Labeled box items
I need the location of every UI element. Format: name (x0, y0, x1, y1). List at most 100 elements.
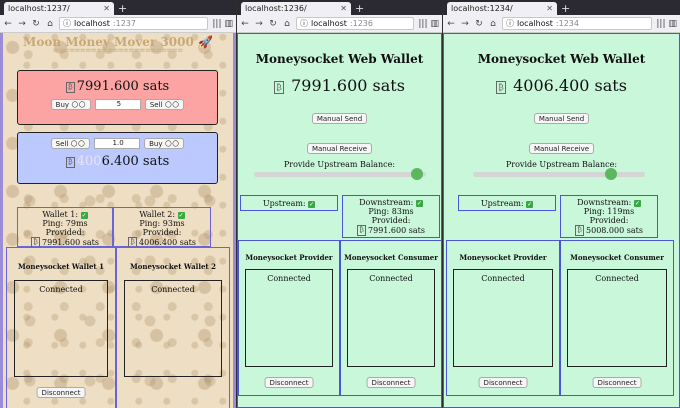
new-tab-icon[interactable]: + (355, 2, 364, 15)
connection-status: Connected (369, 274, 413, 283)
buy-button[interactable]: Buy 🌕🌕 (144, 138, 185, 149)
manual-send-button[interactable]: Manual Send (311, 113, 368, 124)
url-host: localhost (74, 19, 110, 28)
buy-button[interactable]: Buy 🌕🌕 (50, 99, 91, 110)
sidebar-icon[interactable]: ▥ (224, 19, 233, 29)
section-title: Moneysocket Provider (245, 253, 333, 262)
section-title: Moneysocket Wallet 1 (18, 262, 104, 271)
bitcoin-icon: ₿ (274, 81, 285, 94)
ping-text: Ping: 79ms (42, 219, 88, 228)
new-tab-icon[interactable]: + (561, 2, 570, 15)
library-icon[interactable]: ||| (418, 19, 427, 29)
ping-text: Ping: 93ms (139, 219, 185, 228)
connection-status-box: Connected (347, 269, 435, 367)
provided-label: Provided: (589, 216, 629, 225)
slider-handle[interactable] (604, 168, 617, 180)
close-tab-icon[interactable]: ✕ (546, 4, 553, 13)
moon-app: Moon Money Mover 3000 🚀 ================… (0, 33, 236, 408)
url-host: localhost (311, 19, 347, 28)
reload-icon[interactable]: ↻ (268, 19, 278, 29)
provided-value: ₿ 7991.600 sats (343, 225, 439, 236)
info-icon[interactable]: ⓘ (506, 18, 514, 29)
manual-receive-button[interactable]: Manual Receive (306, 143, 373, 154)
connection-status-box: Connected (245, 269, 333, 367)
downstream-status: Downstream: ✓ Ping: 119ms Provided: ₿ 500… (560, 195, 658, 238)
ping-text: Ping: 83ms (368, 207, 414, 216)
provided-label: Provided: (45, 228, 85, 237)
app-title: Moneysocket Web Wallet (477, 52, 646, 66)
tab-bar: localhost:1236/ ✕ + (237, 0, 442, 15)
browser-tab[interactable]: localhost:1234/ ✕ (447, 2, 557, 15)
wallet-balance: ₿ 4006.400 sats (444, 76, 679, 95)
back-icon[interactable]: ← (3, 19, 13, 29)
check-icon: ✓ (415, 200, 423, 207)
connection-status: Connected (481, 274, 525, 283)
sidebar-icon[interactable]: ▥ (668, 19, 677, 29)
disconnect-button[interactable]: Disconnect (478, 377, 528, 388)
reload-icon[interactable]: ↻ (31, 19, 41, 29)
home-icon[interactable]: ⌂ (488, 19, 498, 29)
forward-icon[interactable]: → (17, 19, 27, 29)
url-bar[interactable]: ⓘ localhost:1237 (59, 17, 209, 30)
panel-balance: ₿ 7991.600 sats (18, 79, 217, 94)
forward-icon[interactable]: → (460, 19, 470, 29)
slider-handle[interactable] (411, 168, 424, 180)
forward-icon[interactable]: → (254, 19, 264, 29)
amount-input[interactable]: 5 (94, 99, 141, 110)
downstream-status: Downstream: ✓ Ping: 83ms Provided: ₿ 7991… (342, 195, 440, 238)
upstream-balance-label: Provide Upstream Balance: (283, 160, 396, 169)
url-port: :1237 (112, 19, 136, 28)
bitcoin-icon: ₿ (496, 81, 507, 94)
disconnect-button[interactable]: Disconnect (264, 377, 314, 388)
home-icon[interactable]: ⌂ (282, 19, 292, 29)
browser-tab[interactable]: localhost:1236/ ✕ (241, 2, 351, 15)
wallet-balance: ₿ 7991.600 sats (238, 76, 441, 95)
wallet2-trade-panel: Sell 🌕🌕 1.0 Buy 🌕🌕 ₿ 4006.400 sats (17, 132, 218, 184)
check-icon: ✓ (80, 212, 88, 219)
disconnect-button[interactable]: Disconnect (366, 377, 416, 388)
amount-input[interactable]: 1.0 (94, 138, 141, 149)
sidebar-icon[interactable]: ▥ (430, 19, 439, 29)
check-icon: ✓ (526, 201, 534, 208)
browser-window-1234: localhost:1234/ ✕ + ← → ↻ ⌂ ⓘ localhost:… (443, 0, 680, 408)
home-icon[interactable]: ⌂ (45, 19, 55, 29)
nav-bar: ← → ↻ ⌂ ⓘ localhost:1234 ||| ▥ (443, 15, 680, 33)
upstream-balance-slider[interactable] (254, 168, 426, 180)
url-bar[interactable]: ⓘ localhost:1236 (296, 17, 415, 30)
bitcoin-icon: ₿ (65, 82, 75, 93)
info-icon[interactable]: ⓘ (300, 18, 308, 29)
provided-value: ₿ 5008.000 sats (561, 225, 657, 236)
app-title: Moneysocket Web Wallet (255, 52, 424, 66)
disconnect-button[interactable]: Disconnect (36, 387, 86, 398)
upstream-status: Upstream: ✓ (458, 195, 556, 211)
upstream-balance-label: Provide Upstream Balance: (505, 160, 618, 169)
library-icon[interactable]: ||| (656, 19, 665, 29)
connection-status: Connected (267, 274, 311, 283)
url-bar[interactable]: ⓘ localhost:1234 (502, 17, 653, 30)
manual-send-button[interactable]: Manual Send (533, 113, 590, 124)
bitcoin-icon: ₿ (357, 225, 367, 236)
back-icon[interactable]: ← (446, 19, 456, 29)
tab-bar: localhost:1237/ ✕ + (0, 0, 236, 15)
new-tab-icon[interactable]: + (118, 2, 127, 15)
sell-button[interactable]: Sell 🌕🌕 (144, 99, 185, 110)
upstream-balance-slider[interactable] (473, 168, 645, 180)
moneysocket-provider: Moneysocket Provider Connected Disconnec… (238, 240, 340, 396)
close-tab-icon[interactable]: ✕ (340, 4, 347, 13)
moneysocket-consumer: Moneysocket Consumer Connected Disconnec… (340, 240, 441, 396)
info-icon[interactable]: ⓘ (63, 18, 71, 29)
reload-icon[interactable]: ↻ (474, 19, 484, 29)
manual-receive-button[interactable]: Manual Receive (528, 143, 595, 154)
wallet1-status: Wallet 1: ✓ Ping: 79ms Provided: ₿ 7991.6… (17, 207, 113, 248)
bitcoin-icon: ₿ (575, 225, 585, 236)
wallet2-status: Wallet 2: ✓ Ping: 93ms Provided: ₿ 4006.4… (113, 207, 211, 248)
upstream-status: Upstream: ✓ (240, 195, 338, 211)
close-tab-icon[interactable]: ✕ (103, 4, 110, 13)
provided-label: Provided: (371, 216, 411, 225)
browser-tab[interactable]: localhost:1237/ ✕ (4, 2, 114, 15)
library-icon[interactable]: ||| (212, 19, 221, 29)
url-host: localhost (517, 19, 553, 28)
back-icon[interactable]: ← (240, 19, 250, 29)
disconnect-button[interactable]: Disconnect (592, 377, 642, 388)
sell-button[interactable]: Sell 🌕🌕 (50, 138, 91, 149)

» **Task prompt**
Write the lines from the one containing "new-tab-icon[interactable]: + (355, 2, 364, 15)" through the one containing "section-title: Moneysocket Wallet", both ends included, as a JSON list of strings with one string per line and blank lines left out.

» **The solution**
[
  "new-tab-icon[interactable]: + (355, 2, 364, 15)",
  "connection-status: Connected (369, 274, 413, 283)",
  "buy-button[interactable]: Buy 🌕🌕 (144, 138, 185, 149)",
  "manual-send-button[interactable]: Manual Send (311, 113, 368, 124)",
  "url-host: localhost (74, 19, 110, 28)",
  "buy-button[interactable]: Buy 🌕🌕 (50, 99, 91, 110)",
  "sidebar-icon[interactable]: ▥ (224, 19, 233, 29)",
  "section-title: Moneysocket Provider (245, 253, 333, 262)",
  "section-title: Moneysocket Wallet 1 (18, 262, 104, 271)"
]